# EXTRACT TO READ
Tuesday, September 9, 2014

Why I am Wonderful



Sometimes, or in my case often, we need to take a step back and realize that we are wonderful human beings. I can make lists of things that I find fault with myself.

I am not beautiful
I make mistakes
I am socially awkward
I am not perfect
Sometimes I yell at my kids
Sometimes when my kids are having meltdowns I fantasize about running far, far away.
There is someone who is always smarter at me.

It is easy to come up with the negative. It is not so easy to realize that there is a lot of positive about myself as well. I am an amazing human being.

This morning I woke up and got out of bed. That is amazing of itself. I got myself clean and ready for the day. I put on a power suit since it was a very professional day at the office.

I got my 13 year old son up and helped him get ready. I calmly dealt with his tantrum. I did not respond when he flung my bed apart and I directed him and contained him in his room without one person getting hit - although the walks too a few kicks. I did this without once raising my voice.

I also helped my other two girls get ready (at the same time as containing my son). I helped them navigate their clothes, fed them, and walked out of the house with everything that they needed for the day. The night prior I had very planner signed, homework finished, and paper looked out. I am amazing.

I played car pool to the before school programs and made it into work thirty minutes early, as usual due to the children's new schedules.

At work I hosted presentations, worked on projects, and kept myself busy and productive.

Document understanding data:
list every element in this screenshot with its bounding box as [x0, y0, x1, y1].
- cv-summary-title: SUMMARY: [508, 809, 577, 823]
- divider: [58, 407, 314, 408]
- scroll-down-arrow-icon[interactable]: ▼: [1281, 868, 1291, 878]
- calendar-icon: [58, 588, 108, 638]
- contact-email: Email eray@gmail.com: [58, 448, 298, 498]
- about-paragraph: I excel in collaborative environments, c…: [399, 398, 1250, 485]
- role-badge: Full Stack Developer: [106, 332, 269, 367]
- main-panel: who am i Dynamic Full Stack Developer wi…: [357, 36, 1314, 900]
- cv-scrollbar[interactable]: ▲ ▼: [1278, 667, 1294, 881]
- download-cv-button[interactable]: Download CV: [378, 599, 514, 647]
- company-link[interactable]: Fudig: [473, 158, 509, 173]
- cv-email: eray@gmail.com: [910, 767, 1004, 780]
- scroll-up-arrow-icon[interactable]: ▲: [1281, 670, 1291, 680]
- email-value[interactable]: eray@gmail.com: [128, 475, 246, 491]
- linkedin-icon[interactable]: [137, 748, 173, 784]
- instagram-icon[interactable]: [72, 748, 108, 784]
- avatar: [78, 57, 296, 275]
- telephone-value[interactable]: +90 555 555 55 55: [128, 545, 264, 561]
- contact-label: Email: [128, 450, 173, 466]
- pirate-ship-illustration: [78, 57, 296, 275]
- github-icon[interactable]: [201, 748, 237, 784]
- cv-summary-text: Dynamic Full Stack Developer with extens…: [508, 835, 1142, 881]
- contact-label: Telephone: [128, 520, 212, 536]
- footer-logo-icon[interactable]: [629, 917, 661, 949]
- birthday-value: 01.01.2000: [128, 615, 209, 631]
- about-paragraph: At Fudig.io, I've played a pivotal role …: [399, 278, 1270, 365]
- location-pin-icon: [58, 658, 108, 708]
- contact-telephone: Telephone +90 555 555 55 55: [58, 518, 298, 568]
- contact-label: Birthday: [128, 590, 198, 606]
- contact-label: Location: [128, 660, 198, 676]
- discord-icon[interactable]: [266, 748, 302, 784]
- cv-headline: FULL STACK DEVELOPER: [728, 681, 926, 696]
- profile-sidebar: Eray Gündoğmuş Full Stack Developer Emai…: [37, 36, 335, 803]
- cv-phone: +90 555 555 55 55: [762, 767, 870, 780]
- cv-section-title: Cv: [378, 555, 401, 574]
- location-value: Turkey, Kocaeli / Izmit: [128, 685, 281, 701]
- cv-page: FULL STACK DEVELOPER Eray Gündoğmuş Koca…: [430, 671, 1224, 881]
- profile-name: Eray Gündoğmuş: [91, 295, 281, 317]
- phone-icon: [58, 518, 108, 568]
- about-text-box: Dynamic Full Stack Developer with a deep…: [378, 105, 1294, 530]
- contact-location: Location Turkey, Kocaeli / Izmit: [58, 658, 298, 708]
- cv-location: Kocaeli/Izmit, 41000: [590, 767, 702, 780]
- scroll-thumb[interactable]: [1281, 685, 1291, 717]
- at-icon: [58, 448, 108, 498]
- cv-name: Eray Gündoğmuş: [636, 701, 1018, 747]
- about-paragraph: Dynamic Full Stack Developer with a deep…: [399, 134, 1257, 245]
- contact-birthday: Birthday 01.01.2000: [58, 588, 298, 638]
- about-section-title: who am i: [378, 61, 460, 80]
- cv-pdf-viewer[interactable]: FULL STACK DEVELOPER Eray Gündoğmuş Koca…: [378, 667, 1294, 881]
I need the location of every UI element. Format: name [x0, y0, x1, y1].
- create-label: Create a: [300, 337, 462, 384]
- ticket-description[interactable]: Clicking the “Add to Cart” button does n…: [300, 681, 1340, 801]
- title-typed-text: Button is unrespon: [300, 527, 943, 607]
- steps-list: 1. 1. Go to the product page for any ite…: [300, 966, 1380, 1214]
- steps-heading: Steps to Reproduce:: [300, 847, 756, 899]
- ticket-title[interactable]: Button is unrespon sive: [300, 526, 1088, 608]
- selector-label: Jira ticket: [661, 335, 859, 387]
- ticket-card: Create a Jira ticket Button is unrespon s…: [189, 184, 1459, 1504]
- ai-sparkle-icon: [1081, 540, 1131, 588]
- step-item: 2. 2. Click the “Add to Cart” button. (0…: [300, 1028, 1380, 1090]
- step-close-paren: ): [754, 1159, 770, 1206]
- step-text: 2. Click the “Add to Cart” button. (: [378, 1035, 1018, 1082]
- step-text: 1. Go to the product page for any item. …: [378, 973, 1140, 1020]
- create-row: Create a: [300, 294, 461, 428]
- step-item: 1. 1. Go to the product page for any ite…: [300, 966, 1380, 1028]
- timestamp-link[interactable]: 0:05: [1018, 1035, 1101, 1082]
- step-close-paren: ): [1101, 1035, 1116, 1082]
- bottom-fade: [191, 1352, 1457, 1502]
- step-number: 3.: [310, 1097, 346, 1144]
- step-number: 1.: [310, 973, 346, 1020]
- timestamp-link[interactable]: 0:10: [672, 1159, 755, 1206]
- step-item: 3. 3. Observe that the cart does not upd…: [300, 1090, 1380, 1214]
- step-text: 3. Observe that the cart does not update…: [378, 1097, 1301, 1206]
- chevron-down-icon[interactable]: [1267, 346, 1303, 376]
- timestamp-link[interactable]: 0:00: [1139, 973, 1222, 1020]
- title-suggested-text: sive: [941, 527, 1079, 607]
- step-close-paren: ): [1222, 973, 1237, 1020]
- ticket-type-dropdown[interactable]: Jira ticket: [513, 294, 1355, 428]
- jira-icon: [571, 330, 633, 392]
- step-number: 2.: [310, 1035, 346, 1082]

# TASK ITEM
Pick up the blog post about why the writer is wonderful after its last sentence, and carry it on in the same voice.

# REPLY
Tonight I will pick the kids up, bring them back to the house, and feed them. I will deal with their afterschool let down. I will make sure the homework that was suppose to be done at after school is finished. We will make it on time to our Taekwondo class where we will all distress. Then we will head home, make lunches, do chores, and have free time before bed.

Because of all this I am amazing. I am amazing because I get back up and do it all again the next day. I know I will be doing something of the sort a year from now. I navigate medications, therapists, and doctors. I go to IEP meetings, work meetings, and schedule family time. I spend my Sundays baking food for the next week. Before bed I sneak in me time and read. I keep us all sane, and if something is not working I take a step back and figure out how to fix it. Even if that means finding out a way to pay for Taekwondo so that my children learn that hitting is not the answer, and get a place to get rid of a lot of aggression. And as J expressed - feel more like normal children with activities.

There are many things that I am not. Yet there are many more reasons why I am wonderful.